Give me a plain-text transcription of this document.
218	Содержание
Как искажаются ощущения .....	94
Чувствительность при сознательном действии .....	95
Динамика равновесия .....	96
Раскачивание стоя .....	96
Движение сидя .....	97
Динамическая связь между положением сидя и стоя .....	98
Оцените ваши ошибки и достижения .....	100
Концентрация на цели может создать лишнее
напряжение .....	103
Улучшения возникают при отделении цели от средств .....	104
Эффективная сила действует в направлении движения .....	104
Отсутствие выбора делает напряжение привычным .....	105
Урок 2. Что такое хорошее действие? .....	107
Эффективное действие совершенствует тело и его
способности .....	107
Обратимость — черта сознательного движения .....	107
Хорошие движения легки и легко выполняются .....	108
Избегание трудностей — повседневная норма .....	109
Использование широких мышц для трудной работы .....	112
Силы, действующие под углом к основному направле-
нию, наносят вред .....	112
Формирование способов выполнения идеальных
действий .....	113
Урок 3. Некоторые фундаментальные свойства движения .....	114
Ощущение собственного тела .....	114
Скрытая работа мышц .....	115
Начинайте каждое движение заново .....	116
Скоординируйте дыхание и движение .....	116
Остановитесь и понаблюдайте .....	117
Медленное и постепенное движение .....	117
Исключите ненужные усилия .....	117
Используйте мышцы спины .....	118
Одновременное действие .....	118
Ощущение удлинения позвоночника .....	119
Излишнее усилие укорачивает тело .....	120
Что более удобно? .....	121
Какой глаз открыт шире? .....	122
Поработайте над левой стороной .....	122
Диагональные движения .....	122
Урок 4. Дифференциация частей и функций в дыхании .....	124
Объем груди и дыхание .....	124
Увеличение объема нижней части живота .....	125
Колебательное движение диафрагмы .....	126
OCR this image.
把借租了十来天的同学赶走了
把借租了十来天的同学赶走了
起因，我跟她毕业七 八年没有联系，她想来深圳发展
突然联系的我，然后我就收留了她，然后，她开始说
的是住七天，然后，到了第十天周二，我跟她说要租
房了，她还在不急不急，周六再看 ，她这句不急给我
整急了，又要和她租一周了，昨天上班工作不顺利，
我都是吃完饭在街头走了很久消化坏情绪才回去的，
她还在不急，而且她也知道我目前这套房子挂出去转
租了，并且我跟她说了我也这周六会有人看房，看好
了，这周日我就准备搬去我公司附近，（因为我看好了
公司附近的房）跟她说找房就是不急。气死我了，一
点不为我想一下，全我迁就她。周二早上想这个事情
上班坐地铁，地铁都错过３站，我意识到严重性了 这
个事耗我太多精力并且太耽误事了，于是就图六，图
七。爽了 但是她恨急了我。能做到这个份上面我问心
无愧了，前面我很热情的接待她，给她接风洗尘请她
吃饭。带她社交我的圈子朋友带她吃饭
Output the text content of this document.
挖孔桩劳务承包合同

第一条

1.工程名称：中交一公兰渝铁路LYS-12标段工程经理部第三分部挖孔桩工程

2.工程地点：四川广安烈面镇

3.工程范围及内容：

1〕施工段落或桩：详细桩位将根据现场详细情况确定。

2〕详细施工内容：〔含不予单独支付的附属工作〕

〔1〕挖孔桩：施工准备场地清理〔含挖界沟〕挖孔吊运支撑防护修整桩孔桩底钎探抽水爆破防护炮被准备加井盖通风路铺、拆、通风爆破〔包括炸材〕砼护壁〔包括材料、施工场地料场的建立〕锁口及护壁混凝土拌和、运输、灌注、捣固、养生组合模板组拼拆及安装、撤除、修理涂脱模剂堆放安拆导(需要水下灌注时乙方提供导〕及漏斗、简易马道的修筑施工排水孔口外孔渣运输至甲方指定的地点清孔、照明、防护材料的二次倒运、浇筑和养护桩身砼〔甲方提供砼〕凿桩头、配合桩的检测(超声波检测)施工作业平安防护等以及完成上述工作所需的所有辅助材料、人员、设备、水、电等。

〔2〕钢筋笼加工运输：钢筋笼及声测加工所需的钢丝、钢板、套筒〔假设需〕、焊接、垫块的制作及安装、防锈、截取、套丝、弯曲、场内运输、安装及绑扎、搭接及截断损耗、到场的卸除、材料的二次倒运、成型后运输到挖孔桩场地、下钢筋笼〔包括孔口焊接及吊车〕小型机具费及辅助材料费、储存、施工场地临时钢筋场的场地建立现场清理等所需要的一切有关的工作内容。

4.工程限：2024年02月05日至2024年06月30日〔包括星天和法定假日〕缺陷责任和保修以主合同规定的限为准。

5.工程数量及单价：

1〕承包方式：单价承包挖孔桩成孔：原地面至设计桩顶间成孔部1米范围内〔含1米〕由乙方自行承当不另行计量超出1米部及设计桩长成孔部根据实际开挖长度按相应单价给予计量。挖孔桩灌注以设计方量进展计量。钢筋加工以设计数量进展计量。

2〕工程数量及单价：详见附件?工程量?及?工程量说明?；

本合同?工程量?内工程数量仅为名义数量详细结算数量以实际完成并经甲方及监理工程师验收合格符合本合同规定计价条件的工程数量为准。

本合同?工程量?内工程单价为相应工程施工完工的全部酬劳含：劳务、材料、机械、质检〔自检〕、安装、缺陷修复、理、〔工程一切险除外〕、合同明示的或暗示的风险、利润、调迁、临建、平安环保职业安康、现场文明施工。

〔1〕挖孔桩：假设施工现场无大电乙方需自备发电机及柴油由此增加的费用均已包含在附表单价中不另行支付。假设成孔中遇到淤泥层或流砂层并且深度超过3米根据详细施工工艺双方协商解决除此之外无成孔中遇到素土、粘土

________

## Work to be completed
Using the listing above, retype each line exactly.

## Solution to the exercise
Give me a plain-text transcription of this document.
218	Содержание
Как искажаются ощущения .....	94
Чувствительность при сознательном действии .....	95
Динамика равновесия .....	96
Раскачивание стоя .....	96
Движение сидя .....	97
Динамическая связь между положением сидя и стоя .....	98
Оцените ваши ошибки и достижения .....	100
Концентрация на цели может создать лишнее
напряжение .....	103
Улучшения возникают при отделении цели от средств .....	104
Эффективная сила действует в направлении движения .....	104
Отсутствие выбора делает напряжение привычным .....	105
Урок 2. Что такое хорошее действие? .....	107
Эффективное действие совершенствует тело и его
способности .....	107
Обратимость — черта сознательного движения .....	107
Хорошие движения легки и легко выполняются .....	108
Избегание трудностей — повседневная норма .....	109
Использование широких мышц для трудной работы .....	112
Силы, действующие под углом к основному направле-
нию, наносят вред .....	112
Формирование способов выполнения идеальных
действий .....	113
Урок 3. Некоторые фундаментальные свойства движения .....	114
Ощущение собственного тела .....	114
Скрытая работа мышц .....	115
Начинайте каждое движение заново .....	116
Скоординируйте дыхание и движение .....	116
Остановитесь и понаблюдайте .....	117
Медленное и постепенное движение .....	117
Исключите ненужные усилия .....	117
Используйте мышцы спины .....	118
Одновременное действие .....	118
Ощущение удлинения позвоночника .....	119
Излишнее усилие укорачивает тело .....	120
Что более удобно? .....	121
Какой глаз открыт шире? .....	122
Поработайте над левой стороной .....	122
Диагональные движения .....	122
Урок 4. Дифференциация частей и функций в дыхании .....	124
Объем груди и дыхание .....	124
Увеличение объема нижней части живота .....	125
Колебательное движение диафрагмы .....	126
OCR this image.
把借租了十来天的同学赶走了
把借租了十来天的同学赶走了
起因，我跟她毕业七 八年没有联系，她想来深圳发展
突然联系的我，然后我就收留了她，然后，她开始说
的是住七天，然后，到了第十天周二，我跟她说要租
房了，她还在不急不急，周六再看 ，她这句不急给我
整急了，又要和她租一周了，昨天上班工作不顺利，
我都是吃完饭在街头走了很久消化坏情绪才回去的，
她还在不急，而且她也知道我目前这套房子挂出去转
租了，并且我跟她说了我也这周六会有人看房，看好
了，这周日我就准备搬去我公司附近，（因为我看好了
公司附近的房）跟她说找房就是不急。气死我了，一
点不为我想一下，全我迁就她。周二早上想这个事情
上班坐地铁，地铁都错过３站，我意识到严重性了 这
个事耗我太多精力并且太耽误事了，于是就图六，图
七。爽了 但是她恨急了我。能做到这个份上面我问心
无愧了，前面我很热情的接待她，给她接风洗尘请她
吃饭。带她社交我的圈子朋友带她吃饭
Output the text content of this document.
挖孔桩劳务承包合同

第一条

1.工程名称：中交一公兰渝铁路LYS-12标段工程经理部第三分部挖孔桩工程

2.工程地点：四川广安烈面镇

3.工程范围及内容：

1〕施工段落或桩：详细桩位将根据现场详细情况确定。

2〕详细施工内容：〔含不予单独支付的附属工作〕

〔1〕挖孔桩：施工准备场地清理〔含挖界沟〕挖孔吊运支撑防护修整桩孔桩底钎探抽水爆破防护炮被准备加井盖通风路铺、拆、通风爆破〔包括炸材〕砼护壁〔包括材料、施工场地料场的建立〕锁口及护壁混凝土拌和、运输、灌注、捣固、养生组合模板组拼拆及安装、撤除、修理涂脱模剂堆放安拆导(需要水下灌注时乙方提供导〕及漏斗、简易马道的修筑施工排水孔口外孔渣运输至甲方指定的地点清孔、照明、防护材料的二次倒运、浇筑和养护桩身砼〔甲方提供砼〕凿桩头、配合桩的检测(超声波检测)施工作业平安防护等以及完成上述工作所需的所有辅助材料、人员、设备、水、电等。

〔2〕钢筋笼加工运输：钢筋笼及声测加工所需的钢丝、钢板、套筒〔假设需〕、焊接、垫块的制作及安装、防锈、截取、套丝、弯曲、场内运输、安装及绑扎、搭接及截断损耗、到场的卸除、材料的二次倒运、成型后运输到挖孔桩场地、下钢筋笼〔包括孔口焊接及吊车〕小型机具费及辅助材料费、储存、施工场地临时钢筋场的场地建立现场清理等所需要的一切有关的工作内容。

4.工程限：2024年02月05日至2024年06月30日〔包括星天和法定假日〕缺陷责任和保修以主合同规定的限为准。

5.工程数量及单价：

1〕承包方式：单价承包挖孔桩成孔：原地面至设计桩顶间成孔部1米范围内〔含1米〕由乙方自行承当不另行计量超出1米部及设计桩长成孔部根据实际开挖长度按相应单价给予计量。挖孔桩灌注以设计方量进展计量。钢筋加工以设计数量进展计量。

2〕工程数量及单价：详见附件?工程量?及?工程量说明?；

本合同?工程量?内工程数量仅为名义数量详细结算数量以实际完成并经甲方及监理工程师验收合格符合本合同规定计价条件的工程数量为准。

本合同?工程量?内工程单价为相应工程施工完工的全部酬劳含：劳务、材料、机械、质检〔自检〕、安装、缺陷修复、理、〔工程一切险除外〕、合同明示的或暗示的风险、利润、调迁、临建、平安环保职业安康、现场文明施工。

〔1〕挖孔桩：假设施工现场无大电乙方需自备发电机及柴油由此增加的费用均已包含在附表单价中不另行支付。假设成孔中遇到淤泥层或流砂层并且深度超过3米根据详细施工工艺双方协商解决除此之外无成孔中遇到素土、粘土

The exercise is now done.